The problem of "free riders" or those who would benefit from a union contract but not pay to support it is known to the supreme court.

466 U.S. 435 (1984) ELLIS ET AL.
v.
BROTHERHOOD OF RAILWAY, AIRLINE & STEAMSHIP CLERKS, FREIGHT HANDLERS, EXPRESS & STATION EMPLOYES ET AL.


No. 82-1150. Supreme Court of United States.
Argued January 9, 1984 Decided April 25, 1984 CERTIORARI TO THE UNITED STATES COURT OF APPEALS FOR THE NINTH CIRCUIT






....We remain convinced that Congress' essential justification for authorizing the union shop was the desire to eliminate free riders — employees in the bargaining unit on whose behalf the union was obliged to perform its statutory functions, but who refused to contribute to the cost thereof. Only a 448*448 union that is certified as the exclusive bargaining agent is authorized to negotiate a contract requiring all employees to become members of or to make contributions to the union. Until such a contract is executed, no dues or fees may be collected from objecting employees who are not members of the union; and by the same token, any obligatory payments required by a contract authorized by § 2, Eleventh terminate if the union ceases to be the exclusive bargaining agent. Hence, when employees such as petitioners object to being burdened with particular union expenditures, the test must be whether the challenged expenditures are necessarily or reasonably incurred for the purpose of performing the duties of an exclusive representative of the employees in dealing with the employer on labor-management issues. Under this standard, objecting employees may be compelled to pay their fair share of not only the direct costs of negotiating and administering a collective-bargaining contract and of settling grievances and disputes, but also the expenses of activities or undertakings normally or reasonably employed to implement or effectuate the duties of the union as exclusive representative of the employees in the bargaining unit.
With these considerations in mind, we turn to the particular expenditures for which petitioners insist they may not be charged.

Remember also that the RLA since 1926 had section 2 11th.


152 (11th)



Eleventh. Union security agreements; check-off


(b) to make agreements providing for the deduction by such carrier or carriers from the wages of its or their employees in a craft or class and payment to the labor organization representing the craft or class of such employees, of any periodic dues, initiation fees, and assessments (not including fines and penalties) uniformly required as a condition of acquiring or retaining membership: Provided, That no such agreement shall be effective with respect to any individual employee until he shall have furnished the employer with a written assignment to the labor organization of such membership dues, initiation fees, and assessments, which shall be revocable in writing after the expiration of one year or upon the termination date of the applicable collective agreement, whichever occurs sooner.

## [TASK STATEMENT]
In the excerpt on union free riders, on what date was the case decided? Rely only on the excerpt on union free riders.

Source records

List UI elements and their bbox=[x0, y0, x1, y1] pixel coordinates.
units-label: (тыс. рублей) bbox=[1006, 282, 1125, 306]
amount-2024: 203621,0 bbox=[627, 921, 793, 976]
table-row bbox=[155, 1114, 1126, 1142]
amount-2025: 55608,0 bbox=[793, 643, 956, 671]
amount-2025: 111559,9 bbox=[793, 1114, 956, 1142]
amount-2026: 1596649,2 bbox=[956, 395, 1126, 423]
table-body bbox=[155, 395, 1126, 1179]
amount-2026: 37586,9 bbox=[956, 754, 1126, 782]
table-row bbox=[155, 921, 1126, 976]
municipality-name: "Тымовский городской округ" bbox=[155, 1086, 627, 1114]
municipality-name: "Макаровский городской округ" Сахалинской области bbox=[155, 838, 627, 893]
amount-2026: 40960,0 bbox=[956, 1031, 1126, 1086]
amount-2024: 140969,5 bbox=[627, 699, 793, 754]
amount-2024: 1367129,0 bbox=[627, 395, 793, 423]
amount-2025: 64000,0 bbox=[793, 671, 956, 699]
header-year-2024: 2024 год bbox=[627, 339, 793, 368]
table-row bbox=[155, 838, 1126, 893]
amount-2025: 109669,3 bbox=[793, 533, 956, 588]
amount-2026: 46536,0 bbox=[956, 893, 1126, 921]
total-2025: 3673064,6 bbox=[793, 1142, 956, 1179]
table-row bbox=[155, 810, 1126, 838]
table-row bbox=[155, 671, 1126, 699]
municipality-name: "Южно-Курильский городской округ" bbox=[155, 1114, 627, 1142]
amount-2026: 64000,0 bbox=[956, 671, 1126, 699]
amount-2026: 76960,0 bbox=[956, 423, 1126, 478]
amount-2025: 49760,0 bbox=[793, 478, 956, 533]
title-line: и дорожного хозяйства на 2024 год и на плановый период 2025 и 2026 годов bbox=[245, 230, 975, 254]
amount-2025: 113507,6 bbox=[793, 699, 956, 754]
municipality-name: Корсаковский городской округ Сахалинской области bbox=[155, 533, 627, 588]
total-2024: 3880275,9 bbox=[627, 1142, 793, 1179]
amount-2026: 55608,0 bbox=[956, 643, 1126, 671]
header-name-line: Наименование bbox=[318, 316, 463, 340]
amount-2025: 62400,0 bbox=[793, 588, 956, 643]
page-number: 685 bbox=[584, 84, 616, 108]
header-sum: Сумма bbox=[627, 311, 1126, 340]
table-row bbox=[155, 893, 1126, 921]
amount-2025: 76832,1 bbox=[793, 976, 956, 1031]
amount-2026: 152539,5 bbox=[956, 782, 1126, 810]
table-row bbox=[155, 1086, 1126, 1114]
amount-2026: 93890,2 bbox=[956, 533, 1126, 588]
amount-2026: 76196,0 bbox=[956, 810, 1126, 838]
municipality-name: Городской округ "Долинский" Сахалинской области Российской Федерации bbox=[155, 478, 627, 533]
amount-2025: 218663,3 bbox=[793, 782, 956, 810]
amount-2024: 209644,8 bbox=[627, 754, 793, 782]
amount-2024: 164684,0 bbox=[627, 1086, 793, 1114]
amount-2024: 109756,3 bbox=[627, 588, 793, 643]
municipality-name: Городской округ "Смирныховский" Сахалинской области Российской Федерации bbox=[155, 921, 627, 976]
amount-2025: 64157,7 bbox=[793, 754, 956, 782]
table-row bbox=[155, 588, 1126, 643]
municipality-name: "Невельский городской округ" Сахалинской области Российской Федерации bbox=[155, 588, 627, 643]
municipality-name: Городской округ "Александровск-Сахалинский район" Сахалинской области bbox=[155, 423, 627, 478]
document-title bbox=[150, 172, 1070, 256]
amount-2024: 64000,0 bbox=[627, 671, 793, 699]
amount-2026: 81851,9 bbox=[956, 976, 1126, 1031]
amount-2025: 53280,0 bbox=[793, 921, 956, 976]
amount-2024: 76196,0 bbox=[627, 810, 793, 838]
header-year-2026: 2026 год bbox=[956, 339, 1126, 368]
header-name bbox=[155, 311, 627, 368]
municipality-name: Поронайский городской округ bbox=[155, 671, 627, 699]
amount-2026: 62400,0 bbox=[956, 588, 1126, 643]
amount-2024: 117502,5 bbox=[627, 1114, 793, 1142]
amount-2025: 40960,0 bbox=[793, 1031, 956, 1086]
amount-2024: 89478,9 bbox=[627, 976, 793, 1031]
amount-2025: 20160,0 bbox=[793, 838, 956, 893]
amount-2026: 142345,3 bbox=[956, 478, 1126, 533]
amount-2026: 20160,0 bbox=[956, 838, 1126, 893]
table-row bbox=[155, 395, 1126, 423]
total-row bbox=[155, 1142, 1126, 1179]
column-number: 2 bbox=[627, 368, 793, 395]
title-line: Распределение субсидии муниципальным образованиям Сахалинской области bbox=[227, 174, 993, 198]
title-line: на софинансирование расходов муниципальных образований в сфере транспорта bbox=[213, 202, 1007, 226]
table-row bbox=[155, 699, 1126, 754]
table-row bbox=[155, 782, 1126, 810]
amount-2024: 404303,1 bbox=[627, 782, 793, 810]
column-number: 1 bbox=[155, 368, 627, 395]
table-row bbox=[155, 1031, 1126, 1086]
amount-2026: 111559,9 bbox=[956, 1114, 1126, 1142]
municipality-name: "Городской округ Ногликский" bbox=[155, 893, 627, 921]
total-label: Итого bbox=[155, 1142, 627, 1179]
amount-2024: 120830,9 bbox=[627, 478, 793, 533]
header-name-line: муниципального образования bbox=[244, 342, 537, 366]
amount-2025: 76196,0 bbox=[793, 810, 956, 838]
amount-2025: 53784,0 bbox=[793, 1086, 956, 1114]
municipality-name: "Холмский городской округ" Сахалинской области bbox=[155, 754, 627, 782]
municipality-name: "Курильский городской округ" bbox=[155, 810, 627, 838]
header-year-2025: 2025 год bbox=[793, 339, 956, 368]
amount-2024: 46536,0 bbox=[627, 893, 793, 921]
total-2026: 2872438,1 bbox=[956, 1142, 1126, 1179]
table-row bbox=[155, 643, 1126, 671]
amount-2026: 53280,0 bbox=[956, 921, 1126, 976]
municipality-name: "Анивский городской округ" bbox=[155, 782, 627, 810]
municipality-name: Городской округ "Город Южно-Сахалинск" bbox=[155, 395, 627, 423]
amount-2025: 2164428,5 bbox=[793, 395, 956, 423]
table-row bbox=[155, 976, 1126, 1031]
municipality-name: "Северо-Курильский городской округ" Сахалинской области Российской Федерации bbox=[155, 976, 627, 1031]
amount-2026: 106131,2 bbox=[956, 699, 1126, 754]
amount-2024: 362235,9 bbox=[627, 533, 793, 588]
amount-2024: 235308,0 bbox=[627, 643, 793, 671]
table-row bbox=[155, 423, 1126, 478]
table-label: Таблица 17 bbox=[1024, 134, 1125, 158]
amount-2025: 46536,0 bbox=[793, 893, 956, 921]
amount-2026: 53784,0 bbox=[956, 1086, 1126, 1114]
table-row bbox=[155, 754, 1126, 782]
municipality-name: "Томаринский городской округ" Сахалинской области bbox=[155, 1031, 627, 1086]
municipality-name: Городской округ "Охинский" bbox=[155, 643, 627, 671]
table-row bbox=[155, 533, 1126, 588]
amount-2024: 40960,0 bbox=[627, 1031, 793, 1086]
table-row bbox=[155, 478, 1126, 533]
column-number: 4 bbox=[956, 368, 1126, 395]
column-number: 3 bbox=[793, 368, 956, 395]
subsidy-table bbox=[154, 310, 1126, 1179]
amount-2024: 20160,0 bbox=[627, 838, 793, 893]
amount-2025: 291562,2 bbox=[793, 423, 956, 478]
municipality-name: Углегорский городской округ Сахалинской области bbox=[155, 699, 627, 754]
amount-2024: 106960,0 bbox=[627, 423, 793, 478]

## [OUTPUT BELOW]
April 25, 1984.